-- start of Records supplied --
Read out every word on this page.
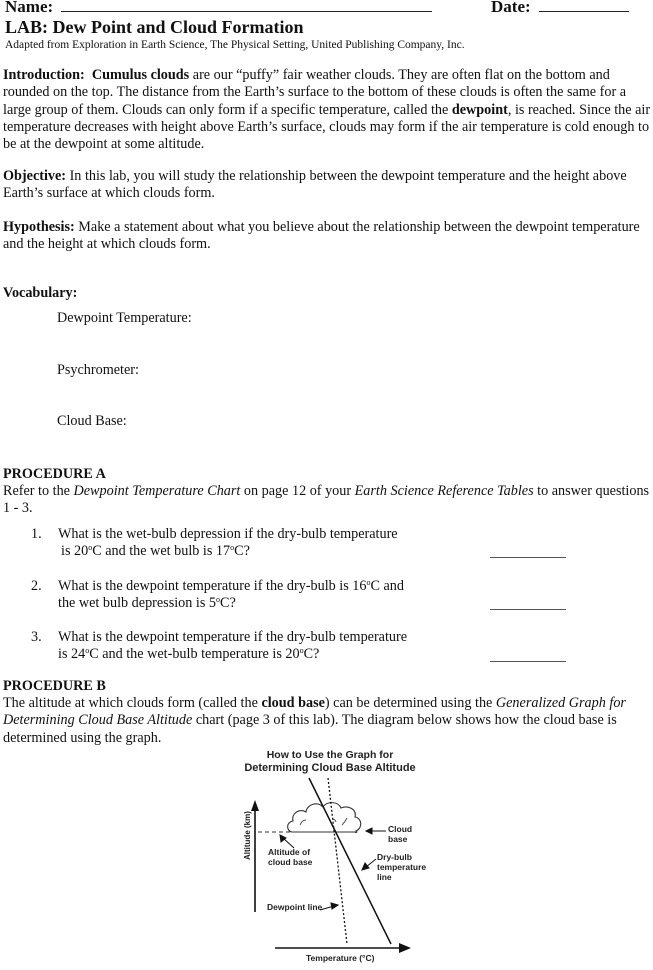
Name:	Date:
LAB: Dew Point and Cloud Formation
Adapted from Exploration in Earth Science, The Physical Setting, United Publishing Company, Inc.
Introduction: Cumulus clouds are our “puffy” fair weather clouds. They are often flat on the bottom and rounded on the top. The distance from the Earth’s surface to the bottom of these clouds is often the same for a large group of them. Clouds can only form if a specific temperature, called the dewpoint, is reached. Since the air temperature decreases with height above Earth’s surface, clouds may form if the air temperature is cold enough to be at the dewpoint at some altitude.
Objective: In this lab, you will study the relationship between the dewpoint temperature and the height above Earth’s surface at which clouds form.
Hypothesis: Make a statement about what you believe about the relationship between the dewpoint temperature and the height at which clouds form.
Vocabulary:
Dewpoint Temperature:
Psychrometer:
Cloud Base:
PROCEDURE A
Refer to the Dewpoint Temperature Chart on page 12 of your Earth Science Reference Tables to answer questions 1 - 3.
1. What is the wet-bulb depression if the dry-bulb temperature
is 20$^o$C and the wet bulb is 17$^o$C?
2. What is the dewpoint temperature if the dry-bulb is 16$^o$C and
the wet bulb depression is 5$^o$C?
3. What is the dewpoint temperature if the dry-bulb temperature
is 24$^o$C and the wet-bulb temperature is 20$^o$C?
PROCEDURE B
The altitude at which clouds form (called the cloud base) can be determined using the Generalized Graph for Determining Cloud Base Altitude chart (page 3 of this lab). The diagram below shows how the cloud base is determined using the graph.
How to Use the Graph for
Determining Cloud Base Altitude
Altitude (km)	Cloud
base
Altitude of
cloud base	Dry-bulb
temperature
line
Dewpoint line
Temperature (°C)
-- end of Records supplied --
-- start of Records supplied --
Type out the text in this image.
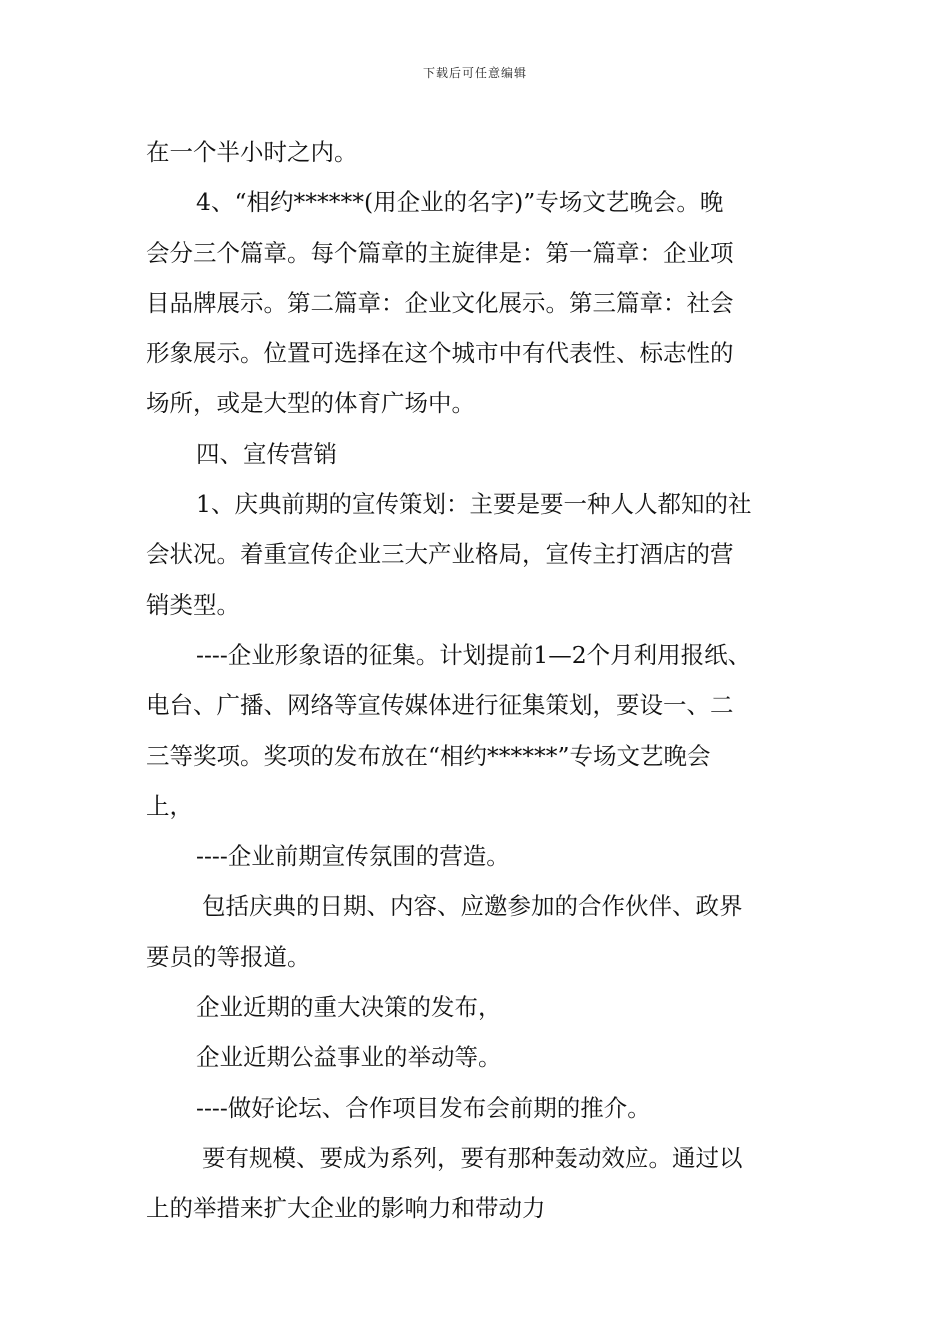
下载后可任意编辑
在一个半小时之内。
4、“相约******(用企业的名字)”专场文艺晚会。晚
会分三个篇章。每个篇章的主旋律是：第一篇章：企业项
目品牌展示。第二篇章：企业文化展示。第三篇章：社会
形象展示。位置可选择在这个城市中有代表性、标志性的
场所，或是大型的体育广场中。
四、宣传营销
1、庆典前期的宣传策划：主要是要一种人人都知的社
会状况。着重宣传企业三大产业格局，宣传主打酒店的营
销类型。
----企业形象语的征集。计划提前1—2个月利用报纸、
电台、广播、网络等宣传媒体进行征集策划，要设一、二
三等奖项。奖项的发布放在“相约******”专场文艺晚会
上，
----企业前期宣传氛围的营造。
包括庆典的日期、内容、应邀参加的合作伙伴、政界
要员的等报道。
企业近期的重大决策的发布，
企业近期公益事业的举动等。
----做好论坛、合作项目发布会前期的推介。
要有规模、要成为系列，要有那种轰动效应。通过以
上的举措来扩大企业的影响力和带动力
-- end of Records supplied --
Copy every line in the records above that contains the word "bulb".

1. What is the wet-bulb depression if the dry-bulb temperature
is 20$^o$C and the wet bulb is 17$^o$C?
2. What is the dewpoint temperature if the dry-bulb is 16$^o$C and
the wet bulb depression is 5$^o$C?
3. What is the dewpoint temperature if the dry-bulb temperature
is 24$^o$C and the wet-bulb temperature is 20$^o$C?
cloud base	Dry-bulb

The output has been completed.